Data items

[start]

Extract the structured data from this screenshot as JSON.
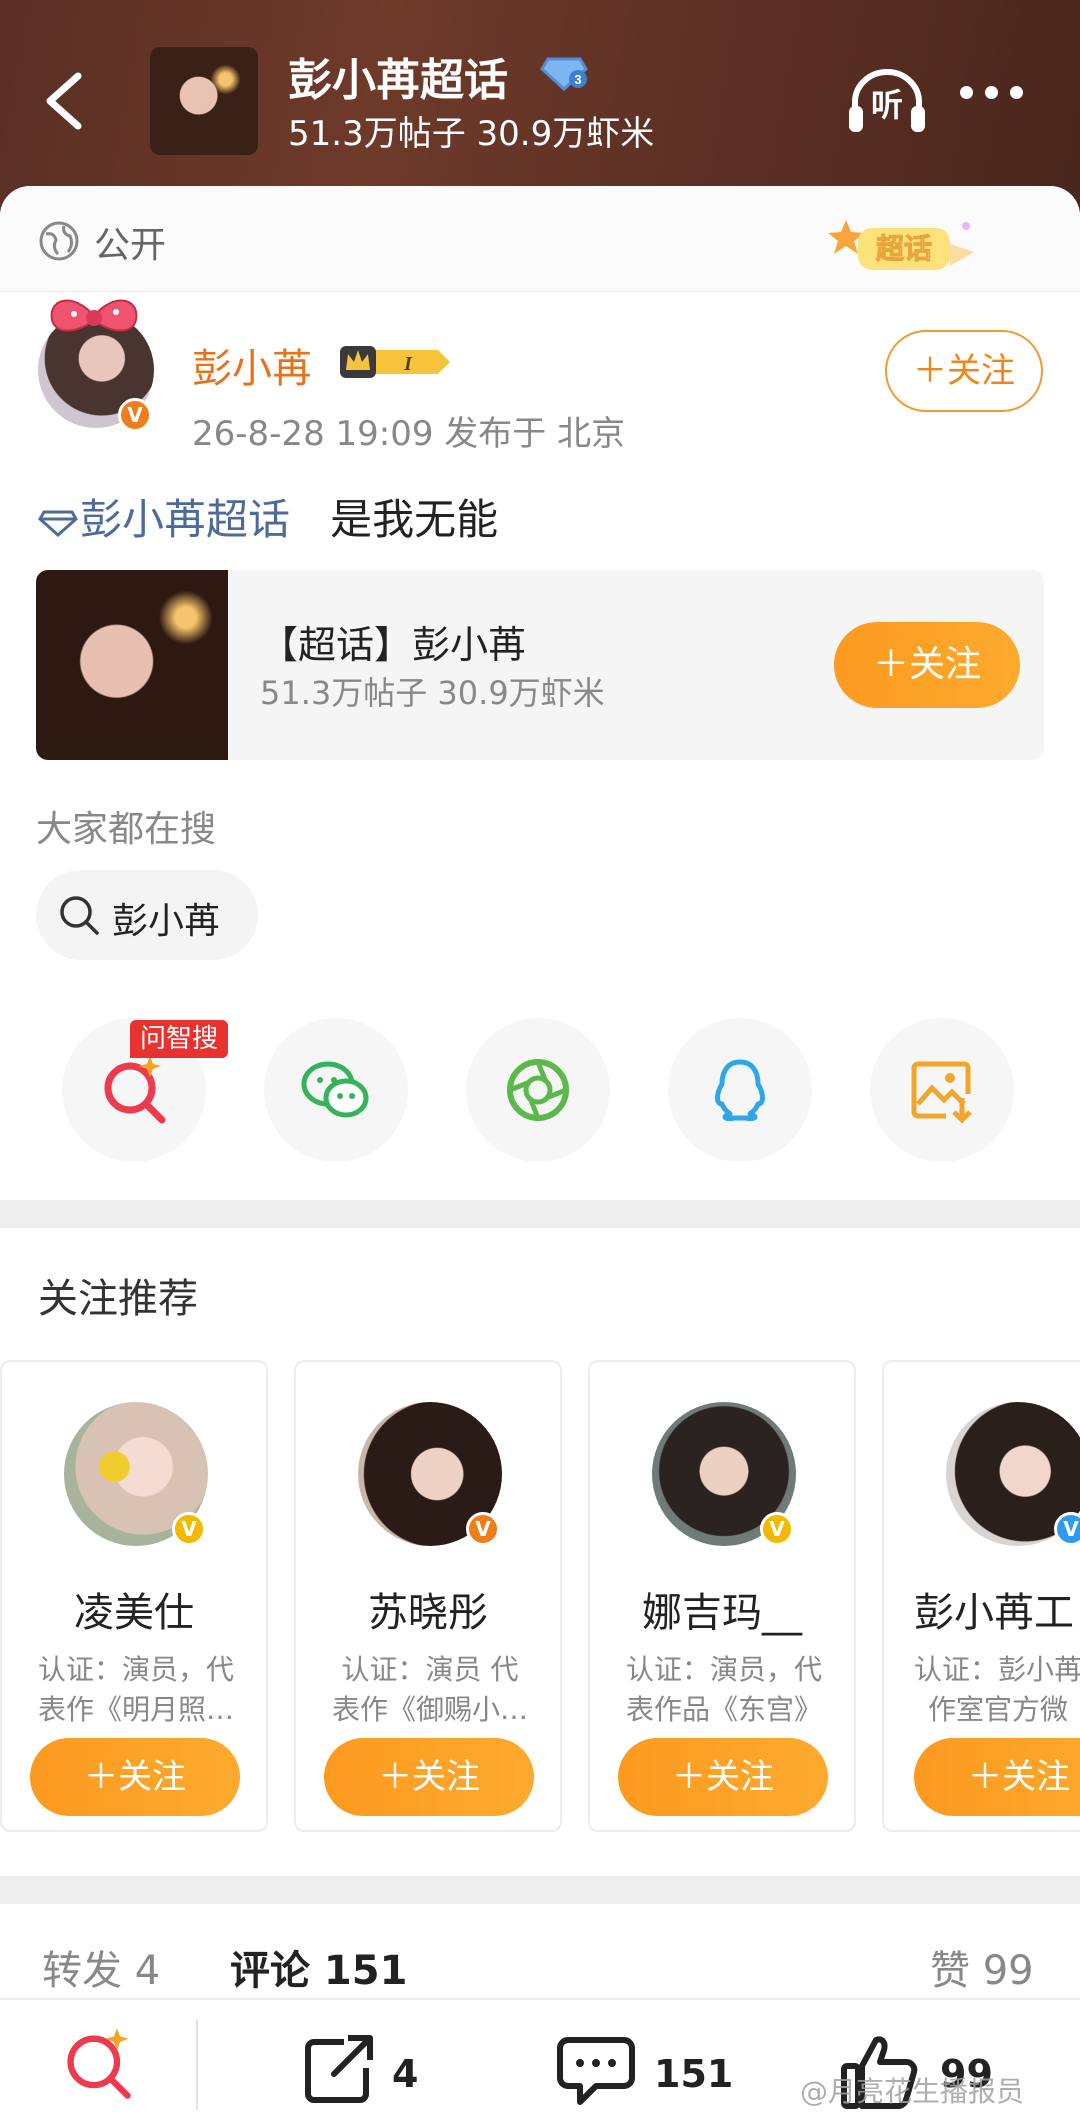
{
  "header": {
    "title": "彭小苒超话",
    "subtitle": "51.3万帖子 30.9万虾米",
    "listen_label": "听"
  },
  "visibility": {
    "label": "公开",
    "badge_text": "超话"
  },
  "post": {
    "author": "彭小苒",
    "meta": "26-8-28 19:09   发布于 北京",
    "follow_label": "＋关注",
    "topic_link": "彭小苒超话",
    "text": "是我无能"
  },
  "topic_card": {
    "title": "【超话】彭小苒",
    "subtitle": "51.3万帖子 30.9万虾米",
    "follow_label": "＋关注"
  },
  "search": {
    "heading": "大家都在搜",
    "chip": "彭小苒"
  },
  "share": {
    "ai_tag": "问智搜",
    "items": [
      "ai-search-icon",
      "wechat-icon",
      "moments-icon",
      "qq-icon",
      "save-image-icon"
    ]
  },
  "recommend": {
    "heading": "关注推荐",
    "cards": [
      {
        "name": "凌美仕",
        "desc1": "认证：演员，代",
        "desc2": "表作《明月照…",
        "follow": "＋关注",
        "badge_color": "#f5b800"
      },
      {
        "name": "苏晓彤",
        "desc1": "认证：演员 代",
        "desc2": "表作《御赐小…",
        "follow": "＋关注",
        "badge_color": "#f07d1b"
      },
      {
        "name": "娜吉玛__",
        "desc1": "认证：演员，代",
        "desc2": "表作品《东宫》",
        "follow": "＋关注",
        "badge_color": "#f5b800"
      },
      {
        "name": "彭小苒工",
        "desc1": "认证：彭小苒",
        "desc2": "作室官方微",
        "follow": "＋关注",
        "badge_color": "#2e9af0"
      }
    ]
  },
  "stats": {
    "repost": "转发 4",
    "comment": "评论 151",
    "like": "赞 99"
  },
  "bottom_bar": {
    "repost": "4",
    "comment": "151",
    "like": "99"
  },
  "watermark": "@月亮花生播报员"
}
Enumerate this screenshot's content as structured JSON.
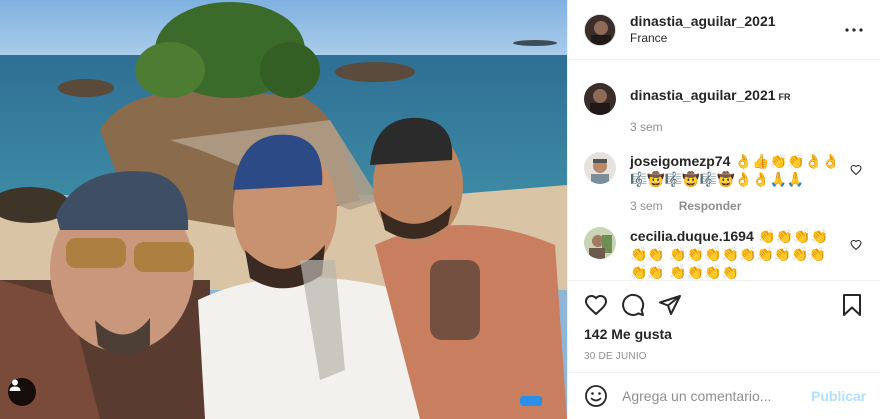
{
  "post": {
    "author": {
      "username": "dinastia_aguilar_2021",
      "location": "France"
    },
    "caption": {
      "username": "dinastia_aguilar_2021",
      "text": "",
      "badge": "FR",
      "time": "3 sem"
    },
    "comments": [
      {
        "username": "joseigomezp74",
        "text": "👌👍👏👏👌👌 🎼🤠🎼🤠🎼🤠👌👌🙏🙏",
        "time": "3 sem",
        "reply_label": "Responder"
      },
      {
        "username": "cecilia.duque.1694",
        "text": "👏👏👏👏👏👏 👏👏👏👏👏👏👏👏👏👏👏 👏👏👏👏",
        "time": "",
        "reply_label": ""
      }
    ],
    "likes_text": "142 Me gusta",
    "date_text": "30 DE JUNIO",
    "add_comment": {
      "placeholder": "Agrega un comentario...",
      "publish_label": "Publicar"
    }
  },
  "icons": {
    "more": "more-horizontal-icon",
    "like": "heart-outline-icon",
    "comment": "comment-bubble-icon",
    "share": "paper-plane-icon",
    "save": "bookmark-icon",
    "emoji": "smiley-icon",
    "tag": "user-tag-icon"
  },
  "colors": {
    "publish_disabled": "#b2dffc",
    "secondary_text": "#8e8e8e",
    "border": "#efefef"
  }
}
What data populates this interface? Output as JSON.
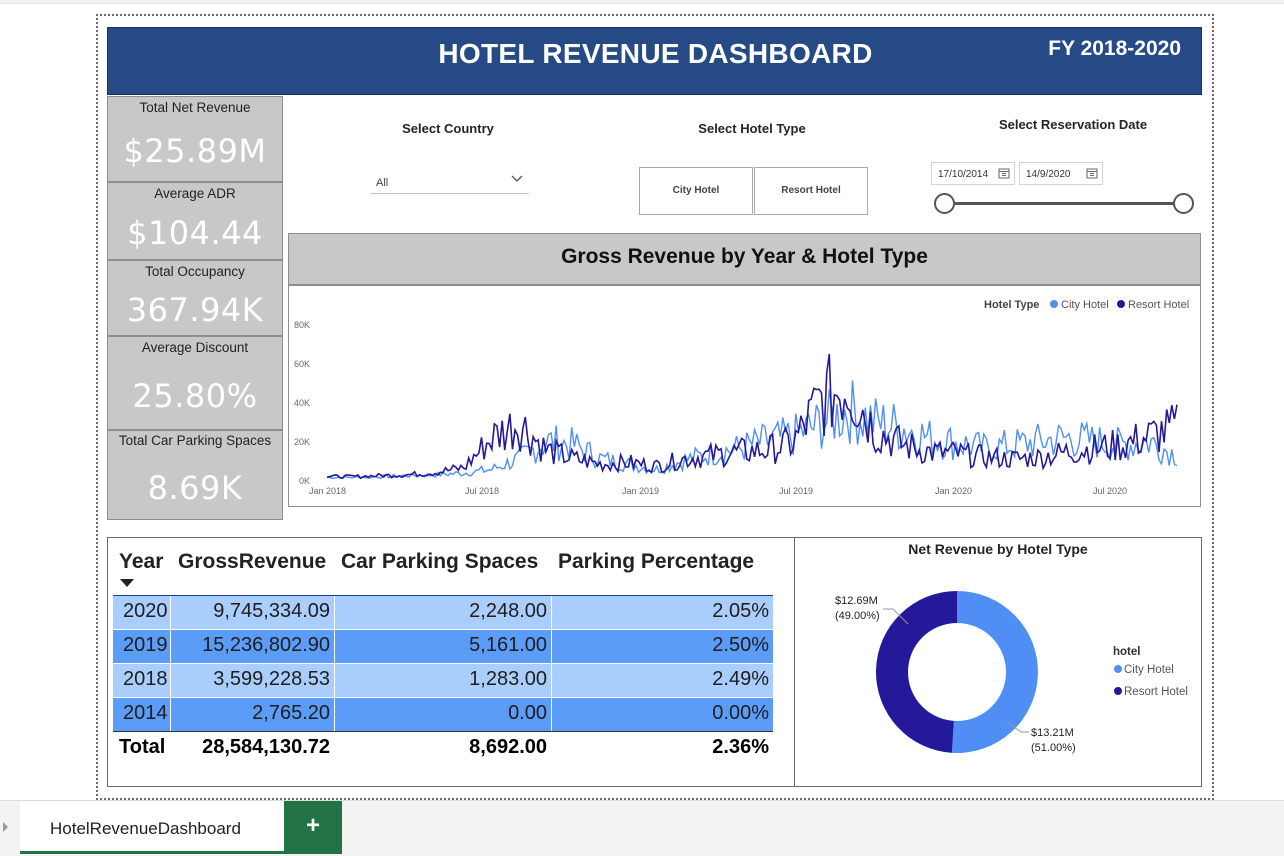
{
  "banner": {
    "title": "HOTEL REVENUE DASHBOARD",
    "fiscal_year": "FY 2018-2020",
    "color": "#254a86"
  },
  "kpis": [
    {
      "label": "Total Net Revenue",
      "value": "$25.89M"
    },
    {
      "label": "Average ADR",
      "value": "$104.44"
    },
    {
      "label": "Total Occupancy",
      "value": "367.94K"
    },
    {
      "label": "Average Discount",
      "value": "25.80%"
    },
    {
      "label": "Total Car Parking Spaces",
      "value": "8.69K"
    }
  ],
  "slicers": {
    "country": {
      "title": "Select Country",
      "value": "All"
    },
    "hotel_type": {
      "title": "Select Hotel Type",
      "options": [
        "City Hotel",
        "Resort Hotel"
      ]
    },
    "date": {
      "title": "Select Reservation Date",
      "start": "17/10/2014",
      "end": "14/9/2020"
    }
  },
  "line_chart": {
    "title": "Gross Revenue by Year & Hotel Type",
    "legend_title": "Hotel Type",
    "legend": [
      "City Hotel",
      "Resort Hotel"
    ],
    "y_ticks": [
      "80K",
      "60K",
      "40K",
      "20K",
      "0K"
    ],
    "x_ticks": [
      "Jan 2018",
      "Jul 2018",
      "Jan 2019",
      "Jul 2019",
      "Jan 2020",
      "Jul 2020"
    ]
  },
  "table": {
    "headers": [
      "Year",
      "GrossRevenue",
      "Car Parking Spaces",
      "Parking Percentage"
    ],
    "rows": [
      [
        "2020",
        "9,745,334.09",
        "2,248.00",
        "2.05%"
      ],
      [
        "2019",
        "15,236,802.90",
        "5,161.00",
        "2.50%"
      ],
      [
        "2018",
        "3,599,228.53",
        "1,283.00",
        "2.49%"
      ],
      [
        "2014",
        "2,765.20",
        "0.00",
        "0.00%"
      ]
    ],
    "total": [
      "Total",
      "28,584,130.72",
      "8,692.00",
      "2.36%"
    ]
  },
  "donut": {
    "title": "Net Revenue by Hotel Type",
    "legend_title": "hotel",
    "legend": [
      "City Hotel",
      "Resort Hotel"
    ],
    "labels": {
      "resort_value": "$12.69M",
      "resort_pct": "(49.00%)",
      "city_value": "$13.21M",
      "city_pct": "(51.00%)"
    }
  },
  "tabs": {
    "active": "HotelRevenueDashboard",
    "add": "+"
  },
  "colors": {
    "city": "#4f8ff5",
    "resort": "#23199a",
    "kpi_bg": "#c8c8c8",
    "row_light": "#a9cdfd",
    "row_dark": "#5b9cf8",
    "excel_green": "#217346"
  },
  "chart_data": [
    {
      "type": "line",
      "title": "Gross Revenue by Year & Hotel Type",
      "xlabel": "",
      "ylabel": "",
      "x_ticks": [
        "Jan 2018",
        "Jul 2018",
        "Jan 2019",
        "Jul 2019",
        "Jan 2020",
        "Jul 2020"
      ],
      "ylim": [
        0,
        80000
      ],
      "legend_position": "top-right",
      "series": [
        {
          "name": "City Hotel",
          "x": [
            "Jan 2018",
            "Feb 2018",
            "Mar 2018",
            "Apr 2018",
            "May 2018",
            "Jun 2018",
            "Jul 2018",
            "Aug 2018",
            "Sep 2018",
            "Oct 2018",
            "Nov 2018",
            "Dec 2018",
            "Jan 2019",
            "Feb 2019",
            "Mar 2019",
            "Apr 2019",
            "May 2019",
            "Jun 2019",
            "Jul 2019",
            "Aug 2019",
            "Sep 2019",
            "Oct 2019",
            "Nov 2019",
            "Dec 2019",
            "Jan 2020",
            "Feb 2020",
            "Mar 2020",
            "Apr 2020",
            "May 2020",
            "Jun 2020",
            "Jul 2020",
            "Aug 2020"
          ],
          "values": [
            1500,
            1500,
            2000,
            2500,
            3000,
            4000,
            6000,
            12000,
            22000,
            20000,
            12000,
            9000,
            6000,
            11000,
            15000,
            18000,
            22000,
            25000,
            32000,
            40000,
            33000,
            30000,
            24000,
            21000,
            18000,
            20000,
            22000,
            24000,
            22000,
            20000,
            22000,
            14000
          ]
        },
        {
          "name": "Resort Hotel",
          "x": [
            "Jan 2018",
            "Feb 2018",
            "Mar 2018",
            "Apr 2018",
            "May 2018",
            "Jun 2018",
            "Jul 2018",
            "Aug 2018",
            "Sep 2018",
            "Oct 2018",
            "Nov 2018",
            "Dec 2018",
            "Jan 2019",
            "Feb 2019",
            "Mar 2019",
            "Apr 2019",
            "May 2019",
            "Jun 2019",
            "Jul 2019",
            "Aug 2019",
            "Sep 2019",
            "Oct 2019",
            "Nov 2019",
            "Dec 2019",
            "Jan 2020",
            "Feb 2020",
            "Mar 2020",
            "Apr 2020",
            "May 2020",
            "Jun 2020",
            "Jul 2020",
            "Aug 2020"
          ],
          "values": [
            2000,
            2000,
            2500,
            3000,
            4500,
            7000,
            24000,
            33000,
            17000,
            12000,
            9000,
            10000,
            8000,
            12000,
            14000,
            16000,
            17000,
            21000,
            45000,
            55000,
            28000,
            20000,
            16000,
            15000,
            13000,
            12000,
            13000,
            16000,
            18000,
            20000,
            25000,
            30000
          ]
        }
      ]
    },
    {
      "type": "pie",
      "title": "Net Revenue by Hotel Type",
      "categories": [
        "City Hotel",
        "Resort Hotel"
      ],
      "values": [
        13.21,
        12.69
      ],
      "unit": "$M",
      "percent": [
        51.0,
        49.0
      ]
    },
    {
      "type": "table",
      "columns": [
        "Year",
        "GrossRevenue",
        "Car Parking Spaces",
        "Parking Percentage"
      ],
      "rows": [
        [
          2020,
          9745334.09,
          2248.0,
          2.05
        ],
        [
          2019,
          15236802.9,
          5161.0,
          2.5
        ],
        [
          2018,
          3599228.53,
          1283.0,
          2.49
        ],
        [
          2014,
          2765.2,
          0.0,
          0.0
        ]
      ],
      "total": [
        "Total",
        28584130.72,
        8692.0,
        2.36
      ]
    }
  ]
}
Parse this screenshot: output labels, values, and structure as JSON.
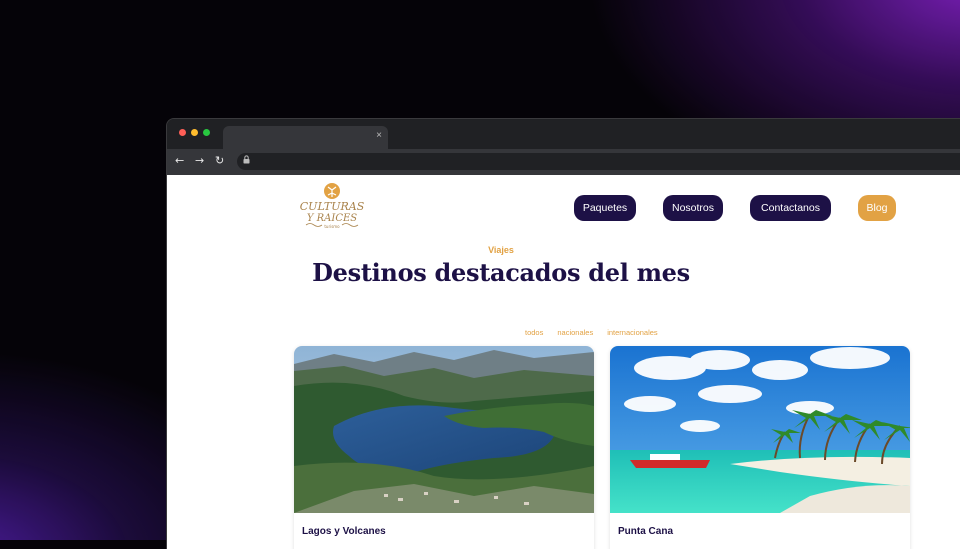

[end]

■ REQUIREMENTS
Report only how many lines in the listing contain the string "values".

■ RESPONSE
4